Below is some material; transcribe all of it exactly.

-- START --

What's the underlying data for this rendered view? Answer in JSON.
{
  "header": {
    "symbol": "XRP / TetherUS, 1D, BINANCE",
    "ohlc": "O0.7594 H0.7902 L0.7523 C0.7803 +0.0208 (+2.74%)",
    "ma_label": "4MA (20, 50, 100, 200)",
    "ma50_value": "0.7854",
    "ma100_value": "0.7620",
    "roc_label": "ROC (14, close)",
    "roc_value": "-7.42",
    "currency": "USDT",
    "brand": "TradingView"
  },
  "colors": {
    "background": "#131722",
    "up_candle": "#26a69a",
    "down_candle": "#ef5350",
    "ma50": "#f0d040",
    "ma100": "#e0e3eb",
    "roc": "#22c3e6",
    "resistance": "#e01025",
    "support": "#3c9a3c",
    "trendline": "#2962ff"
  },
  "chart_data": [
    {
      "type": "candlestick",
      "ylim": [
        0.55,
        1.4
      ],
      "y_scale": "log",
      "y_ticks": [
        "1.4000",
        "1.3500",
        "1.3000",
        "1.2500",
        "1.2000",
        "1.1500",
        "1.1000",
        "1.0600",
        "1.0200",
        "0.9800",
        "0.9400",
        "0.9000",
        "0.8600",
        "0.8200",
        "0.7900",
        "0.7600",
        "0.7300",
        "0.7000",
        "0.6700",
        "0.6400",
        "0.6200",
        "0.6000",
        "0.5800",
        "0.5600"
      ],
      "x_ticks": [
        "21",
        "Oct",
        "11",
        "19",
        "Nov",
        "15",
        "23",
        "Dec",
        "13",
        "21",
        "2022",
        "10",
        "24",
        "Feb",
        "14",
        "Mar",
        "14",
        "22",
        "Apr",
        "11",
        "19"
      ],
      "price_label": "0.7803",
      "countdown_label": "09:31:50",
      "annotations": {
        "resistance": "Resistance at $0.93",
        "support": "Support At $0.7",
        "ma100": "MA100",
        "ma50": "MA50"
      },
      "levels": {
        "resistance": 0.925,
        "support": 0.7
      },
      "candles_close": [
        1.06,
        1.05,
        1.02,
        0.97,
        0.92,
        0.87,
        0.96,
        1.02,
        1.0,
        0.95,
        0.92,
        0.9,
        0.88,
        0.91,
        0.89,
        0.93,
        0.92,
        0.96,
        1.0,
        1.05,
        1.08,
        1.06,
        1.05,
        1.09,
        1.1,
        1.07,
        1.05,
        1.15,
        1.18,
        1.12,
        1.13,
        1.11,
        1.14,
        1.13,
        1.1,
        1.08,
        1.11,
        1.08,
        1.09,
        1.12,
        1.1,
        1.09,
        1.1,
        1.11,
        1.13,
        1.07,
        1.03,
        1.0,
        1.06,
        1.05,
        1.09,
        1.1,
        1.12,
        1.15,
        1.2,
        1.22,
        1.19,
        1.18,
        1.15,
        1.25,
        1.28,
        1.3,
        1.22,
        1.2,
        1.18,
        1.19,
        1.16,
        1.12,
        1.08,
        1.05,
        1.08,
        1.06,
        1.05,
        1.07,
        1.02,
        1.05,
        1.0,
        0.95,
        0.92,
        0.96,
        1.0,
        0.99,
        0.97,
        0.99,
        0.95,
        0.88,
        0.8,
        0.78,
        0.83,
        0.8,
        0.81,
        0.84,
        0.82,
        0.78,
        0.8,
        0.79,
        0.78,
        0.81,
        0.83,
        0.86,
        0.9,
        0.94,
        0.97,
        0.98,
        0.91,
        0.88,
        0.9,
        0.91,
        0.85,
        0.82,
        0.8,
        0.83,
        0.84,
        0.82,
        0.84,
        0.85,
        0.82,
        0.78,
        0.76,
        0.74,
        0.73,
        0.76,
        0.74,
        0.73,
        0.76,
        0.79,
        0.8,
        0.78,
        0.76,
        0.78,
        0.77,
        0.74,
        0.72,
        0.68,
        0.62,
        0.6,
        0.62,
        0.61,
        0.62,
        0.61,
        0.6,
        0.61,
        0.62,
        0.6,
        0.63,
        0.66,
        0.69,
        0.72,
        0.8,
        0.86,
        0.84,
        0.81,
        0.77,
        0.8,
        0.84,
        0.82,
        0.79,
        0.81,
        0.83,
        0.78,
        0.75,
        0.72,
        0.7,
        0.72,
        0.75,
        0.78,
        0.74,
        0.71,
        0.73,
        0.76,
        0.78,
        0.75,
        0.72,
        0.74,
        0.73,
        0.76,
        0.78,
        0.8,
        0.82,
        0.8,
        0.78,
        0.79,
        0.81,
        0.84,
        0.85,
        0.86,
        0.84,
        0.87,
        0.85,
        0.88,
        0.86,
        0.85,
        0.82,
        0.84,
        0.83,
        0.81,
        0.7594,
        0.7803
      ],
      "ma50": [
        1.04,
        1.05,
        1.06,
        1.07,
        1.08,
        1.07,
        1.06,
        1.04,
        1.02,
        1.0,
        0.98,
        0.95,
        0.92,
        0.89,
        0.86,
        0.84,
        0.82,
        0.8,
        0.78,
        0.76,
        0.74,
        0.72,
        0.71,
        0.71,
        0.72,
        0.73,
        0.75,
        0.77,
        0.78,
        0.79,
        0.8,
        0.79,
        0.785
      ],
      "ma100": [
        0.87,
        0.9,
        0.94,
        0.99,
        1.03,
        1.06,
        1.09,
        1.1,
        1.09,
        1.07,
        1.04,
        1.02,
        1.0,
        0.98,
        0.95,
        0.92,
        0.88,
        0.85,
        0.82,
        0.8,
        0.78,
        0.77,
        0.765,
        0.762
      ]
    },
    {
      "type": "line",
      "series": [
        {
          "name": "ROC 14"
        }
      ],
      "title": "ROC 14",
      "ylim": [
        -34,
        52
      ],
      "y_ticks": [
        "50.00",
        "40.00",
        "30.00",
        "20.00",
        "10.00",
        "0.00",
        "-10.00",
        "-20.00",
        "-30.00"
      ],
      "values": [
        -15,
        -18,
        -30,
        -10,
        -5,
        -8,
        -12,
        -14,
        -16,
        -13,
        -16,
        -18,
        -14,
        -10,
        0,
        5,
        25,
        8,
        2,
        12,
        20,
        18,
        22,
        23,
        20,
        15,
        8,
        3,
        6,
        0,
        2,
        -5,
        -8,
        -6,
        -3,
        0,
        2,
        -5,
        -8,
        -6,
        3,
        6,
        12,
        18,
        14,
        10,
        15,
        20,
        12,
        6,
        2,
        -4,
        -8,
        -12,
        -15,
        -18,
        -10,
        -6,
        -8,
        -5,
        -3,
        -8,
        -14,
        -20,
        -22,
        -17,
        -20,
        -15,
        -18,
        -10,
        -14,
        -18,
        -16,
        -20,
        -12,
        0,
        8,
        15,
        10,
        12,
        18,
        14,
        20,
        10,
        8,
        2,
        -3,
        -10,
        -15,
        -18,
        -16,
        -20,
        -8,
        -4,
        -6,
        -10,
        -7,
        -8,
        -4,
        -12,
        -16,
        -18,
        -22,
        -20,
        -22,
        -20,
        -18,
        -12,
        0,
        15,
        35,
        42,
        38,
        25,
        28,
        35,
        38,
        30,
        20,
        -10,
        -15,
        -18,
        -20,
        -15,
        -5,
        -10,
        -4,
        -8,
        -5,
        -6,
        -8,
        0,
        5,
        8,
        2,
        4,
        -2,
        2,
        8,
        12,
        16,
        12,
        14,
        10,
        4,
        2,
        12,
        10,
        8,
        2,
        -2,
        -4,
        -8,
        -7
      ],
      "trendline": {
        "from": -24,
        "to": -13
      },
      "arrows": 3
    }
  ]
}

-- END --

Completed exercise »
What's the underlying data for this rendered view? Answer in JSON.
{
  "header": {
    "symbol": "XRP / TetherUS, 1D, BINANCE",
    "ohlc": "O0.7594 H0.7902 L0.7523 C0.7803 +0.0208 (+2.74%)",
    "ma_label": "4MA (20, 50, 100, 200)",
    "ma50_value": "0.7854",
    "ma100_value": "0.7620",
    "roc_label": "ROC (14, close)",
    "roc_value": "-7.42",
    "currency": "USDT",
    "brand": "TradingView"
  },
  "colors": {
    "background": "#131722",
    "up_candle": "#26a69a",
    "down_candle": "#ef5350",
    "ma50": "#f0d040",
    "ma100": "#e0e3eb",
    "roc": "#22c3e6",
    "resistance": "#e01025",
    "support": "#3c9a3c",
    "trendline": "#2962ff"
  },
  "chart_data": [
    {
      "type": "candlestick",
      "ylim": [
        0.55,
        1.4
      ],
      "y_scale": "log",
      "y_ticks": [
        "1.4000",
        "1.3500",
        "1.3000",
        "1.2500",
        "1.2000",
        "1.1500",
        "1.1000",
        "1.0600",
        "1.0200",
        "0.9800",
        "0.9400",
        "0.9000",
        "0.8600",
        "0.8200",
        "0.7900",
        "0.7600",
        "0.7300",
        "0.7000",
        "0.6700",
        "0.6400",
        "0.6200",
        "0.6000",
        "0.5800",
        "0.5600"
      ],
      "x_ticks": [
        "21",
        "Oct",
        "11",
        "19",
        "Nov",
        "15",
        "23",
        "Dec",
        "13",
        "21",
        "2022",
        "10",
        "24",
        "Feb",
        "14",
        "Mar",
        "14",
        "22",
        "Apr",
        "11",
        "19"
      ],
      "price_label": "0.7803",
      "countdown_label": "09:31:50",
      "annotations": {
        "resistance": "Resistance at $0.93",
        "support": "Support At $0.7",
        "ma100": "MA100",
        "ma50": "MA50"
      },
      "levels": {
        "resistance": 0.925,
        "support": 0.7
      },
      "candles_close": [
        1.06,
        1.05,
        1.02,
        0.97,
        0.92,
        0.87,
        0.96,
        1.02,
        1.0,
        0.95,
        0.92,
        0.9,
        0.88,
        0.91,
        0.89,
        0.93,
        0.92,
        0.96,
        1.0,
        1.05,
        1.08,
        1.06,
        1.05,
        1.09,
        1.1,
        1.07,
        1.05,
        1.15,
        1.18,
        1.12,
        1.13,
        1.11,
        1.14,
        1.13,
        1.1,
        1.08,
        1.11,
        1.08,
        1.09,
        1.12,
        1.1,
        1.09,
        1.1,
        1.11,
        1.13,
        1.07,
        1.03,
        1.0,
        1.06,
        1.05,
        1.09,
        1.1,
        1.12,
        1.15,
        1.2,
        1.22,
        1.19,
        1.18,
        1.15,
        1.25,
        1.28,
        1.3,
        1.22,
        1.2,
        1.18,
        1.19,
        1.16,
        1.12,
        1.08,
        1.05,
        1.08,
        1.06,
        1.05,
        1.07,
        1.02,
        1.05,
        1.0,
        0.95,
        0.92,
        0.96,
        1.0,
        0.99,
        0.97,
        0.99,
        0.95,
        0.88,
        0.8,
        0.78,
        0.83,
        0.8,
        0.81,
        0.84,
        0.82,
        0.78,
        0.8,
        0.79,
        0.78,
        0.81,
        0.83,
        0.86,
        0.9,
        0.94,
        0.97,
        0.98,
        0.91,
        0.88,
        0.9,
        0.91,
        0.85,
        0.82,
        0.8,
        0.83,
        0.84,
        0.82,
        0.84,
        0.85,
        0.82,
        0.78,
        0.76,
        0.74,
        0.73,
        0.76,
        0.74,
        0.73,
        0.76,
        0.79,
        0.8,
        0.78,
        0.76,
        0.78,
        0.77,
        0.74,
        0.72,
        0.68,
        0.62,
        0.6,
        0.62,
        0.61,
        0.62,
        0.61,
        0.6,
        0.61,
        0.62,
        0.6,
        0.63,
        0.66,
        0.69,
        0.72,
        0.8,
        0.86,
        0.84,
        0.81,
        0.77,
        0.8,
        0.84,
        0.82,
        0.79,
        0.81,
        0.83,
        0.78,
        0.75,
        0.72,
        0.7,
        0.72,
        0.75,
        0.78,
        0.74,
        0.71,
        0.73,
        0.76,
        0.78,
        0.75,
        0.72,
        0.74,
        0.73,
        0.76,
        0.78,
        0.8,
        0.82,
        0.8,
        0.78,
        0.79,
        0.81,
        0.84,
        0.85,
        0.86,
        0.84,
        0.87,
        0.85,
        0.88,
        0.86,
        0.85,
        0.82,
        0.84,
        0.83,
        0.81,
        0.7594,
        0.7803
      ],
      "ma50": [
        1.04,
        1.05,
        1.06,
        1.07,
        1.08,
        1.07,
        1.06,
        1.04,
        1.02,
        1.0,
        0.98,
        0.95,
        0.92,
        0.89,
        0.86,
        0.84,
        0.82,
        0.8,
        0.78,
        0.76,
        0.74,
        0.72,
        0.71,
        0.71,
        0.72,
        0.73,
        0.75,
        0.77,
        0.78,
        0.79,
        0.8,
        0.79,
        0.785
      ],
      "ma100": [
        0.87,
        0.9,
        0.94,
        0.99,
        1.03,
        1.06,
        1.09,
        1.1,
        1.09,
        1.07,
        1.04,
        1.02,
        1.0,
        0.98,
        0.95,
        0.92,
        0.88,
        0.85,
        0.82,
        0.8,
        0.78,
        0.77,
        0.765,
        0.762
      ]
    },
    {
      "type": "line",
      "series": [
        {
          "name": "ROC 14"
        }
      ],
      "title": "ROC 14",
      "ylim": [
        -34,
        52
      ],
      "y_ticks": [
        "50.00",
        "40.00",
        "30.00",
        "20.00",
        "10.00",
        "0.00",
        "-10.00",
        "-20.00",
        "-30.00"
      ],
      "values": [
        -15,
        -18,
        -30,
        -10,
        -5,
        -8,
        -12,
        -14,
        -16,
        -13,
        -16,
        -18,
        -14,
        -10,
        0,
        5,
        25,
        8,
        2,
        12,
        20,
        18,
        22,
        23,
        20,
        15,
        8,
        3,
        6,
        0,
        2,
        -5,
        -8,
        -6,
        -3,
        0,
        2,
        -5,
        -8,
        -6,
        3,
        6,
        12,
        18,
        14,
        10,
        15,
        20,
        12,
        6,
        2,
        -4,
        -8,
        -12,
        -15,
        -18,
        -10,
        -6,
        -8,
        -5,
        -3,
        -8,
        -14,
        -20,
        -22,
        -17,
        -20,
        -15,
        -18,
        -10,
        -14,
        -18,
        -16,
        -20,
        -12,
        0,
        8,
        15,
        10,
        12,
        18,
        14,
        20,
        10,
        8,
        2,
        -3,
        -10,
        -15,
        -18,
        -16,
        -20,
        -8,
        -4,
        -6,
        -10,
        -7,
        -8,
        -4,
        -12,
        -16,
        -18,
        -22,
        -20,
        -22,
        -20,
        -18,
        -12,
        0,
        15,
        35,
        42,
        38,
        25,
        28,
        35,
        38,
        30,
        20,
        -10,
        -15,
        -18,
        -20,
        -15,
        -5,
        -10,
        -4,
        -8,
        -5,
        -6,
        -8,
        0,
        5,
        8,
        2,
        4,
        -2,
        2,
        8,
        12,
        16,
        12,
        14,
        10,
        4,
        2,
        12,
        10,
        8,
        2,
        -2,
        -4,
        -8,
        -7
      ],
      "trendline": {
        "from": -24,
        "to": -13
      },
      "arrows": 3
    }
  ]
}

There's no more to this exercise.